*Task prompt*. Write out the lines below as a JSON list of strings, with one string per line and no blank lines.

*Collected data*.
★ ★ ★
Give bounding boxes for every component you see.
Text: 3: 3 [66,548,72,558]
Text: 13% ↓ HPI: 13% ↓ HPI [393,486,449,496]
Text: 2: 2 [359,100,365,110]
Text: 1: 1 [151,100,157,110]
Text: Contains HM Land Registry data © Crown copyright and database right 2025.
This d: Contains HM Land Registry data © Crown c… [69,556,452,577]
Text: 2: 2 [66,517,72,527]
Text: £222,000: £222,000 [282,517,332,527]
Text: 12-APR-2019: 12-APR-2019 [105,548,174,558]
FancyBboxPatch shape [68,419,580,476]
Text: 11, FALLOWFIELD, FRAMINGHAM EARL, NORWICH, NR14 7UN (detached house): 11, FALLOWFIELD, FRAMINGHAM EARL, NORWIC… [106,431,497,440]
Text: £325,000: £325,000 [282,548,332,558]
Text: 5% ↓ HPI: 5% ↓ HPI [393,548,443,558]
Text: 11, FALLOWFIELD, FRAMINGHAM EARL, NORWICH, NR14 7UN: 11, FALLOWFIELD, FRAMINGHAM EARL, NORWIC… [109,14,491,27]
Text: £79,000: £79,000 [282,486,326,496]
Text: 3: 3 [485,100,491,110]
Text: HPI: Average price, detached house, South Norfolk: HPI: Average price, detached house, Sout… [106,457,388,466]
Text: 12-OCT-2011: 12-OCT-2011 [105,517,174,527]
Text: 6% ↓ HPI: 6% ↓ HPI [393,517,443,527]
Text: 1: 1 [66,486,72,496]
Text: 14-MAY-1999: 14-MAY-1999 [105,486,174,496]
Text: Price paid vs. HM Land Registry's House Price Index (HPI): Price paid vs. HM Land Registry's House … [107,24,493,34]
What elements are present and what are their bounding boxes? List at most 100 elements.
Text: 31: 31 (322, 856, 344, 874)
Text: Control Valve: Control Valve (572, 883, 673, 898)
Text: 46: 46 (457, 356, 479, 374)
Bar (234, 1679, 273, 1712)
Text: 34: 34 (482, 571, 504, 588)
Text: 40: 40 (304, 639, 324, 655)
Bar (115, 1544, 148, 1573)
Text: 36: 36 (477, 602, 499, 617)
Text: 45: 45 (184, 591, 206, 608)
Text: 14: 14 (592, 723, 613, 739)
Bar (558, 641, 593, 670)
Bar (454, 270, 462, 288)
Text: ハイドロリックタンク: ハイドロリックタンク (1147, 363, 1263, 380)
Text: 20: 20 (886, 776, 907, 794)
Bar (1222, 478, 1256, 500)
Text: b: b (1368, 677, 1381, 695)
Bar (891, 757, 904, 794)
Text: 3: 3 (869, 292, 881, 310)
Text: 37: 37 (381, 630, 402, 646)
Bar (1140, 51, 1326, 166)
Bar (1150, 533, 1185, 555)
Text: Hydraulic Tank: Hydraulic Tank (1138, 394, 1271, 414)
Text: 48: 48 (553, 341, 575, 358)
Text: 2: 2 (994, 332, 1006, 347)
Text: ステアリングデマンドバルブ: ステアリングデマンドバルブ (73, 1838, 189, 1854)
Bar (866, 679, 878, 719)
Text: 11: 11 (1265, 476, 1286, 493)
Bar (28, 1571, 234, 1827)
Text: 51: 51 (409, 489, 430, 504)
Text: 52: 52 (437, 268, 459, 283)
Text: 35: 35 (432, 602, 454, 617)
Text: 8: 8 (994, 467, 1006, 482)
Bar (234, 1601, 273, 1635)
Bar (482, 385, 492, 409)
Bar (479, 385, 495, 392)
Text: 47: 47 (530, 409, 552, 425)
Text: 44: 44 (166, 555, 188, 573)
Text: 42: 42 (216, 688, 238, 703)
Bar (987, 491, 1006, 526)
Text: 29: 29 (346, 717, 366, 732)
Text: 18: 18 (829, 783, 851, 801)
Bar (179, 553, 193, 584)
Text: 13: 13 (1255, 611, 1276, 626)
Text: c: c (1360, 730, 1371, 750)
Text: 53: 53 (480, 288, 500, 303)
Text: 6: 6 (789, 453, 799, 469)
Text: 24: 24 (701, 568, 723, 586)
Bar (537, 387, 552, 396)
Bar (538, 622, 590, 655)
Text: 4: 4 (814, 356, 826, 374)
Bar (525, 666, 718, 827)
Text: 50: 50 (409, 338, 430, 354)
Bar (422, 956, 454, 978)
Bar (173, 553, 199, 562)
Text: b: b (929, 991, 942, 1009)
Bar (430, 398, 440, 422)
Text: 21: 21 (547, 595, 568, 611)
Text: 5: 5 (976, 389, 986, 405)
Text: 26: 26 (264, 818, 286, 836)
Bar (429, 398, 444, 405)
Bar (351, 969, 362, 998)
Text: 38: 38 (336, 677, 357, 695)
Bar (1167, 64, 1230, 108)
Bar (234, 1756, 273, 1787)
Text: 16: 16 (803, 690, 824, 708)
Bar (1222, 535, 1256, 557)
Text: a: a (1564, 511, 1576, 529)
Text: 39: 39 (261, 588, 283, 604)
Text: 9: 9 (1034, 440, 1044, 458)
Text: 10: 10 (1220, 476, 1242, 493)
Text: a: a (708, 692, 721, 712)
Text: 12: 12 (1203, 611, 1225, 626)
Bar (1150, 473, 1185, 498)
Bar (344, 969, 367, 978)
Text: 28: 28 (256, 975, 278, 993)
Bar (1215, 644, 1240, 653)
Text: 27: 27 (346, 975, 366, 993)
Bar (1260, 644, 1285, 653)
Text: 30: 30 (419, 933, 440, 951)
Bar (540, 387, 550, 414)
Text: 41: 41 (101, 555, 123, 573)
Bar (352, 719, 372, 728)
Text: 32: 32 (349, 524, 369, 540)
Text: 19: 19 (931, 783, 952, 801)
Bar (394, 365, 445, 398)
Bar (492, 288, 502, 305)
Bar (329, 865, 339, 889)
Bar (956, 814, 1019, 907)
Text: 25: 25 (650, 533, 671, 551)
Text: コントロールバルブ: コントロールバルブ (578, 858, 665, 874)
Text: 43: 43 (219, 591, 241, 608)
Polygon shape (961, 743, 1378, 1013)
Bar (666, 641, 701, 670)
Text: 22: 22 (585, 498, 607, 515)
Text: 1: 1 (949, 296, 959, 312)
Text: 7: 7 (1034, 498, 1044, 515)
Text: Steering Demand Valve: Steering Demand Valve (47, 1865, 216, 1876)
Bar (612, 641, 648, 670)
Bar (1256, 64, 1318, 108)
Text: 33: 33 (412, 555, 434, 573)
★ ★ ★
*Finished exercise*.
[
  "Give bounding boxes for every component you see.",
  "Text: 3: 3 [66,548,72,558]",
  "Text: 13% ↓ HPI: 13% ↓ HPI [393,486,449,496]",
  "Text: 2: 2 [359,100,365,110]",
  "Text: 1: 1 [151,100,157,110]",
  "Text: Contains HM Land Registry data © Crown copyright and database right 2025.",
  "This d: Contains HM Land Registry data © Crown c… [69,556,452,577]",
  "Text: 2: 2 [66,517,72,527]",
  "Text: £222,000: £222,000 [282,517,332,527]",
  "Text: 12-APR-2019: 12-APR-2019 [105,548,174,558]",
  "FancyBboxPatch shape [68,419,580,476]",
  "Text: 11, FALLOWFIELD, FRAMINGHAM EARL, NORWICH, NR14 7UN (detached house): 11, FALLOWFIELD, FRAMINGHAM EARL, NORWIC… [106,431,497,440]",
  "Text: £325,000: £325,000 [282,548,332,558]",
  "Text: 5% ↓ HPI: 5% ↓ HPI [393,548,443,558]",
  "Text: 11, FALLOWFIELD, FRAMINGHAM EARL, NORWICH, NR14 7UN: 11, FALLOWFIELD, FRAMINGHAM EARL, NORWIC… [109,14,491,27]",
  "Text: £79,000: £79,000 [282,486,326,496]",
  "Text: 3: 3 [485,100,491,110]",
  "Text: HPI: Average price, detached house, South Norfolk: HPI: Average price, detached house, Sout… [106,457,388,466]",
  "Text: 12-OCT-2011: 12-OCT-2011 [105,517,174,527]",
  "Text: 6% ↓ HPI: 6% ↓ HPI [393,517,443,527]",
  "Text: 1: 1 [66,486,72,496]",
  "Text: 14-MAY-1999: 14-MAY-1999 [105,486,174,496]",
  "Text: Price paid vs. HM Land Registry's House Price Index (HPI): Price paid vs. HM Land Registry's House … [107,24,493,34]",
  "What elements are present and what are their bounding boxes? List at most 100 elements.",
  "Text: 31: 31 (322, 856, 344, 874)",
  "Text: Control Valve: Control Valve (572, 883, 673, 898)",
  "Text: 46: 46 (457, 356, 479, 374)",
  "Bar (234, 1679, 273, 1712)",
  "Text: 34: 34 (482, 571, 504, 588)",
  "Text: 40: 40 (304, 639, 324, 655)",
  "Bar (115, 1544, 148, 1573)",
  "Text: 36: 36 (477, 602, 499, 617)",
  "Text: 45: 45 (184, 591, 206, 608)",
  "Text: 14: 14 (592, 723, 613, 739)",
  "Bar (558, 641, 593, 670)",
  "Bar (454, 270, 462, 288)",
  "Text: ハイドロリックタンク: ハイドロリックタンク (1147, 363, 1263, 380)",
  "Text: 20: 20 (886, 776, 907, 794)",
  "Bar (1222, 478, 1256, 500)",
  "Text: b: b (1368, 677, 1381, 695)",
  "Bar (891, 757, 904, 794)",
  "Text: 3: 3 (869, 292, 881, 310)",
  "Text: 37: 37 (381, 630, 402, 646)",
  "Bar (1140, 51, 1326, 166)",
  "Bar (1150, 533, 1185, 555)",
  "Text: Hydraulic Tank: Hydraulic Tank (1138, 394, 1271, 414)",
  "Text: 48: 48 (553, 341, 575, 358)",
  "Text: 2: 2 (994, 332, 1006, 347)",
  "Text: ステアリングデマンドバルブ: ステアリングデマンドバルブ (73, 1838, 189, 1854)",
  "Bar (866, 679, 878, 719)",
  "Text: 11: 11 (1265, 476, 1286, 493)",
  "Bar (28, 1571, 234, 1827)",
  "Text: 51: 51 (409, 489, 430, 504)",
  "Text: 52: 52 (437, 268, 459, 283)",
  "Text: 35: 35 (432, 602, 454, 617)",
  "Text: 8: 8 (994, 467, 1006, 482)",
  "Bar (234, 1601, 273, 1635)",
  "Bar (482, 385, 492, 409)",
  "Bar (479, 385, 495, 392)",
  "Text: 47: 47 (530, 409, 552, 425)",
  "Text: 44: 44 (166, 555, 188, 573)",
  "Text: 42: 42 (216, 688, 238, 703)",
  "Bar (987, 491, 1006, 526)",
  "Text: 29: 29 (346, 717, 366, 732)",
  "Text: 18: 18 (829, 783, 851, 801)",
  "Bar (179, 553, 193, 584)",
  "Text: 13: 13 (1255, 611, 1276, 626)",
  "Text: c: c (1360, 730, 1371, 750)",
  "Text: 53: 53 (480, 288, 500, 303)",
  "Text: 6: 6 (789, 453, 799, 469)",
  "Text: 24: 24 (701, 568, 723, 586)",
  "Bar (537, 387, 552, 396)",
  "Bar (538, 622, 590, 655)",
  "Text: 4: 4 (814, 356, 826, 374)",
  "Bar (525, 666, 718, 827)",
  "Text: 50: 50 (409, 338, 430, 354)",
  "Bar (422, 956, 454, 978)",
  "Bar (173, 553, 199, 562)",
  "Text: b: b (929, 991, 942, 1009)",
  "Bar (430, 398, 440, 422)",
  "Text: 21: 21 (547, 595, 568, 611)",
  "Text: 5: 5 (976, 389, 986, 405)",
  "Text: 26: 26 (264, 818, 286, 836)",
  "Bar (429, 398, 444, 405)",
  "Bar (351, 969, 362, 998)",
  "Text: 38: 38 (336, 677, 357, 695)",
  "Bar (1167, 64, 1230, 108)",
  "Bar (234, 1756, 273, 1787)",
  "Text: 16: 16 (803, 690, 824, 708)",
  "Bar (1222, 535, 1256, 557)",
  "Text: a: a (1564, 511, 1576, 529)",
  "Text: 39: 39 (261, 588, 283, 604)",
  "Text: 9: 9 (1034, 440, 1044, 458)",
  "Text: 10: 10 (1220, 476, 1242, 493)",
  "Text: a: a (708, 692, 721, 712)",
  "Text: 12: 12 (1203, 611, 1225, 626)",
  "Bar (1150, 473, 1185, 498)",
  "Bar (344, 969, 367, 978)",
  "Text: 28: 28 (256, 975, 278, 993)",
  "Bar (1215, 644, 1240, 653)",
  "Text: 27: 27 (346, 975, 366, 993)",
  "Bar (1260, 644, 1285, 653)",
  "Text: 30: 30 (419, 933, 440, 951)",
  "Bar (540, 387, 550, 414)",
  "Text: 41: 41 (101, 555, 123, 573)",
  "Bar (352, 719, 372, 728)",
  "Text: 32: 32 (349, 524, 369, 540)",
  "Text: 19: 19 (931, 783, 952, 801)",
  "Bar (394, 365, 445, 398)",
  "Bar (492, 288, 502, 305)",
  "Bar (329, 865, 339, 889)",
  "Bar (956, 814, 1019, 907)",
  "Text: 25: 25 (650, 533, 671, 551)",
  "Text: コントロールバルブ: コントロールバルブ (578, 858, 665, 874)",
  "Text: 43: 43 (219, 591, 241, 608)",
  "Polygon shape (961, 743, 1378, 1013)",
  "Bar (666, 641, 701, 670)",
  "Text: 22: 22 (585, 498, 607, 515)",
  "Text: 1: 1 (949, 296, 959, 312)",
  "Text: 7: 7 (1034, 498, 1044, 515)",
  "Text: Steering Demand Valve: Steering Demand Valve (47, 1865, 216, 1876)",
  "Bar (612, 641, 648, 670)",
  "Bar (1256, 64, 1318, 108)",
  "Text: 33: 33 (412, 555, 434, 573)"
]